(Layout element annotations)
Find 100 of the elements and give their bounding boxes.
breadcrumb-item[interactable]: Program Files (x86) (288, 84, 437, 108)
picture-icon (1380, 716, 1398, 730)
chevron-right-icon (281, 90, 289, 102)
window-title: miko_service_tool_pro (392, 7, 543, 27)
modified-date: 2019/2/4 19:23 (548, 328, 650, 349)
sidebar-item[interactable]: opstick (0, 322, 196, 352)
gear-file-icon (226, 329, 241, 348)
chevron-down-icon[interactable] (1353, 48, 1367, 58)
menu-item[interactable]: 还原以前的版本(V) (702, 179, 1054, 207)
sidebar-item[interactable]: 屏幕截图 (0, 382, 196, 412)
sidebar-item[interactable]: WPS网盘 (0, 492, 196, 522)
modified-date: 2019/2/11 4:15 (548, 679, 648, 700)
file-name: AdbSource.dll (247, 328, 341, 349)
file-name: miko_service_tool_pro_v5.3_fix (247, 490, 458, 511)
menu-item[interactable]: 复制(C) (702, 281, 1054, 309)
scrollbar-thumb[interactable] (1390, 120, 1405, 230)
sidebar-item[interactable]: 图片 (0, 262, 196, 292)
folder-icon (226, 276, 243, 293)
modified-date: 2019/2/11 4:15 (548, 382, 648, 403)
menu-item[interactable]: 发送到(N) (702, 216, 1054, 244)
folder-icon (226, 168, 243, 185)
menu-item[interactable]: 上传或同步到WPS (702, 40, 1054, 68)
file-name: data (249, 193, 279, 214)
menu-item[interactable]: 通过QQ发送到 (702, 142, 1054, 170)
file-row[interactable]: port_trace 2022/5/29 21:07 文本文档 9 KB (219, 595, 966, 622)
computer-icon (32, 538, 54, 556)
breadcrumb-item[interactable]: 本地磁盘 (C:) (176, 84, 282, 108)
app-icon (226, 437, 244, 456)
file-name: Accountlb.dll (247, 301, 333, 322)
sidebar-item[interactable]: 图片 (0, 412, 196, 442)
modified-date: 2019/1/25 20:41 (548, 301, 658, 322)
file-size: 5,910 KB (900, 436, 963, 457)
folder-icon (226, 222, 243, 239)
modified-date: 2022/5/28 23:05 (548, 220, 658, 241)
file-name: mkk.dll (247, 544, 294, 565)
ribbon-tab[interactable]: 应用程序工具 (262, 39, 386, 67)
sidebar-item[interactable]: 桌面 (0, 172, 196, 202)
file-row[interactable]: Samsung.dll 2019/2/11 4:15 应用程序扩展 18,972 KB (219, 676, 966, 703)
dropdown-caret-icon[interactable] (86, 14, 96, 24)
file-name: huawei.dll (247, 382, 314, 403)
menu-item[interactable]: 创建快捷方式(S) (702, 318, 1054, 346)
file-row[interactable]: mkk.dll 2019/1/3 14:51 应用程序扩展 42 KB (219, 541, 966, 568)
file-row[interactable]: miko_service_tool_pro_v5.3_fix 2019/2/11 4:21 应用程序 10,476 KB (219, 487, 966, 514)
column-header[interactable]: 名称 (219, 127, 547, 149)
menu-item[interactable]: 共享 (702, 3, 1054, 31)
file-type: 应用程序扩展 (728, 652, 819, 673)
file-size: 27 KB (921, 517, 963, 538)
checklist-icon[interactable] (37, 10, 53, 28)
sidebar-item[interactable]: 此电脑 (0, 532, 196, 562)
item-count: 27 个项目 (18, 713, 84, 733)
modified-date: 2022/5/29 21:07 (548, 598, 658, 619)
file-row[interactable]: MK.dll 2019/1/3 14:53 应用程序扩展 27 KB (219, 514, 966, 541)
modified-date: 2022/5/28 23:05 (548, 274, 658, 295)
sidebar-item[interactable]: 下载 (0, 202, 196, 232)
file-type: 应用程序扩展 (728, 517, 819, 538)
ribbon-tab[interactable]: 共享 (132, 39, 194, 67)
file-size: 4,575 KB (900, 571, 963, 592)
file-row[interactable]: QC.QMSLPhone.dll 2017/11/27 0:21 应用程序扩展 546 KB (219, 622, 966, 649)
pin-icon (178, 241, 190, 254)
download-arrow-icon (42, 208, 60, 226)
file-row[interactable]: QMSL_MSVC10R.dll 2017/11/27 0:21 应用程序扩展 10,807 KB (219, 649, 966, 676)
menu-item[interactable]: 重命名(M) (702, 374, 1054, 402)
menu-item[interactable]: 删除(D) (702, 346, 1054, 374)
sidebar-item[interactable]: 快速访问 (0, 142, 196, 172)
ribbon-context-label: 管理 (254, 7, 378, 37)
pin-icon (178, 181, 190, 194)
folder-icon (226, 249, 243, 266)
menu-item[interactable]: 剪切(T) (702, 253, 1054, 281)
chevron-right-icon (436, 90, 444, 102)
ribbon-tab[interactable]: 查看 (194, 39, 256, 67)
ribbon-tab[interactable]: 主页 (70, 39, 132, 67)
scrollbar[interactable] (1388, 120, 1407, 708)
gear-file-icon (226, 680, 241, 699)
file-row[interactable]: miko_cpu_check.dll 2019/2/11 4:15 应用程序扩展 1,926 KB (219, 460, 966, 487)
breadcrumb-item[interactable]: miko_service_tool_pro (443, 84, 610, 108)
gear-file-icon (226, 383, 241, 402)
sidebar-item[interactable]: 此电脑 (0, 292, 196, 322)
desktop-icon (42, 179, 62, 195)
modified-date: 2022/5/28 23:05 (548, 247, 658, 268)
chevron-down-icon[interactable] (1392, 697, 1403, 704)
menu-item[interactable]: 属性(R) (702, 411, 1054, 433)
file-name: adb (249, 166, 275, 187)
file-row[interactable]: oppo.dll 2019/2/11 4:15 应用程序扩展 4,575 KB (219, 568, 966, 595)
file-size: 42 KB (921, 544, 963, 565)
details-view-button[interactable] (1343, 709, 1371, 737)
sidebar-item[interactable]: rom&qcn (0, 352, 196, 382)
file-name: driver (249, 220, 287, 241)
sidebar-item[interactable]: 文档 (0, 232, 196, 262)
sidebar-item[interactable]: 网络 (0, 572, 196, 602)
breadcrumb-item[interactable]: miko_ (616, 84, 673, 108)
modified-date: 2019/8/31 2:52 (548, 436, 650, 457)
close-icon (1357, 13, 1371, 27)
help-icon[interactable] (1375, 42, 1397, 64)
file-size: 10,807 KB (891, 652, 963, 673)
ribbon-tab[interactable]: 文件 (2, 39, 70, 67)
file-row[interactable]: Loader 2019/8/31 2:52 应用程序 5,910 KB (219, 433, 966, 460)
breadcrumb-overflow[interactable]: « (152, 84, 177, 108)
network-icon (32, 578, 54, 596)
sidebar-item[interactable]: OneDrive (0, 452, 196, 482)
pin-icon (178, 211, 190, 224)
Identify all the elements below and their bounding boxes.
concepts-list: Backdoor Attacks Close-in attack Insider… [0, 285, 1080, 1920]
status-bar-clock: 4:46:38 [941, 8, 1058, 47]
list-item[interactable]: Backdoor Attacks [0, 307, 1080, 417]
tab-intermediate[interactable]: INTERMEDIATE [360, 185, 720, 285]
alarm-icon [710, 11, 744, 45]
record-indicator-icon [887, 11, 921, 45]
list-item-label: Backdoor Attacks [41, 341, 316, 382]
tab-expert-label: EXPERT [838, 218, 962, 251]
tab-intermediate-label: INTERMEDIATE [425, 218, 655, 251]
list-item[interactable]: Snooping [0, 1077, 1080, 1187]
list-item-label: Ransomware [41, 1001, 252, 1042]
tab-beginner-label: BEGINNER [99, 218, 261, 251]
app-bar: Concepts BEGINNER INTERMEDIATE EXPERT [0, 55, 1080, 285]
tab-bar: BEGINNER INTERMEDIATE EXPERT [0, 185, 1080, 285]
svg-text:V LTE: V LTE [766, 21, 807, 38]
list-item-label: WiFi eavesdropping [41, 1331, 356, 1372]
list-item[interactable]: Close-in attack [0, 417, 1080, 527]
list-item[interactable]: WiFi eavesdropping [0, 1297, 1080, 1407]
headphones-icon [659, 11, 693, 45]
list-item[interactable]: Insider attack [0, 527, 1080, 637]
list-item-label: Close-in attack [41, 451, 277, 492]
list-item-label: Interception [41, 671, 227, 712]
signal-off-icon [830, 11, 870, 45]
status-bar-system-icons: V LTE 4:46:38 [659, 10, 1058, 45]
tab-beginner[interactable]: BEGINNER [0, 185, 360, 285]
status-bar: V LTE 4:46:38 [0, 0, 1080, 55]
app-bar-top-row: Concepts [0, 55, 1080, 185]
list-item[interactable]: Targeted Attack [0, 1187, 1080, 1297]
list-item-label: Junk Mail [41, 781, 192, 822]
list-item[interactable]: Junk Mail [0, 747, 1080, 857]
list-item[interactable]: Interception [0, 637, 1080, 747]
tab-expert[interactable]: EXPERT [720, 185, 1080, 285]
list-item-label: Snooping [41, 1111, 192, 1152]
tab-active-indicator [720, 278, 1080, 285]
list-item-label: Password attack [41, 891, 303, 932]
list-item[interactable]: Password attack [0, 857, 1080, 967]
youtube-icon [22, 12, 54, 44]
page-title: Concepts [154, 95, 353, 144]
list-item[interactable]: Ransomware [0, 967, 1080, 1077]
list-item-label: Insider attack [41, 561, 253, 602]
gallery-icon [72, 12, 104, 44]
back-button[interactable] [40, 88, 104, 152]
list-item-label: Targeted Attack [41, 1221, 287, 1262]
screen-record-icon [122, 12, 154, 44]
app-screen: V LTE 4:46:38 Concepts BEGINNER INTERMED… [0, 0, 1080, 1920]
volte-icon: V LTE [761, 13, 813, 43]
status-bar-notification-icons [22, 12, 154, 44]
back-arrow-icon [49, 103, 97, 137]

§ YOUR INSTRUCTIONS
Echo the lines above verbatim, starting with the line that begins the lines and going on through the line with "menu-item[interactable]: 创建快捷方式(S) (702, 318, 1054, 346)".

§ REPLY TO THE TASK
Find 100 of the elements and give their bounding boxes.
breadcrumb-item[interactable]: Program Files (x86) (288, 84, 437, 108)
picture-icon (1380, 716, 1398, 730)
chevron-right-icon (281, 90, 289, 102)
window-title: miko_service_tool_pro (392, 7, 543, 27)
modified-date: 2019/2/4 19:23 (548, 328, 650, 349)
sidebar-item[interactable]: opstick (0, 322, 196, 352)
gear-file-icon (226, 329, 241, 348)
chevron-down-icon[interactable] (1353, 48, 1367, 58)
menu-item[interactable]: 还原以前的版本(V) (702, 179, 1054, 207)
sidebar-item[interactable]: 屏幕截图 (0, 382, 196, 412)
sidebar-item[interactable]: WPS网盘 (0, 492, 196, 522)
modified-date: 2019/2/11 4:15 (548, 679, 648, 700)
file-name: AdbSource.dll (247, 328, 341, 349)
file-name: miko_service_tool_pro_v5.3_fix (247, 490, 458, 511)
menu-item[interactable]: 复制(C) (702, 281, 1054, 309)
scrollbar-thumb[interactable] (1390, 120, 1405, 230)
sidebar-item[interactable]: 图片 (0, 262, 196, 292)
folder-icon (226, 276, 243, 293)
modified-date: 2019/2/11 4:15 (548, 382, 648, 403)
menu-item[interactable]: 发送到(N) (702, 216, 1054, 244)
folder-icon (226, 168, 243, 185)
menu-item[interactable]: 上传或同步到WPS (702, 40, 1054, 68)
file-name: data (249, 193, 279, 214)
menu-item[interactable]: 通过QQ发送到 (702, 142, 1054, 170)
file-row[interactable]: port_trace 2022/5/29 21:07 文本文档 9 KB (219, 595, 966, 622)
computer-icon (32, 538, 54, 556)
breadcrumb-item[interactable]: 本地磁盘 (C:) (176, 84, 282, 108)
app-icon (226, 437, 244, 456)
file-name: Accountlb.dll (247, 301, 333, 322)
sidebar-item[interactable]: 图片 (0, 412, 196, 442)
modified-date: 2019/1/25 20:41 (548, 301, 658, 322)
file-size: 5,910 KB (900, 436, 963, 457)
folder-icon (226, 222, 243, 239)
modified-date: 2022/5/28 23:05 (548, 220, 658, 241)
file-name: mkk.dll (247, 544, 294, 565)
ribbon-tab[interactable]: 应用程序工具 (262, 39, 386, 67)
sidebar-item[interactable]: 桌面 (0, 172, 196, 202)
file-row[interactable]: Samsung.dll 2019/2/11 4:15 应用程序扩展 18,972 KB (219, 676, 966, 703)
dropdown-caret-icon[interactable] (86, 14, 96, 24)
file-name: huawei.dll (247, 382, 314, 403)
menu-item[interactable]: 创建快捷方式(S) (702, 318, 1054, 346)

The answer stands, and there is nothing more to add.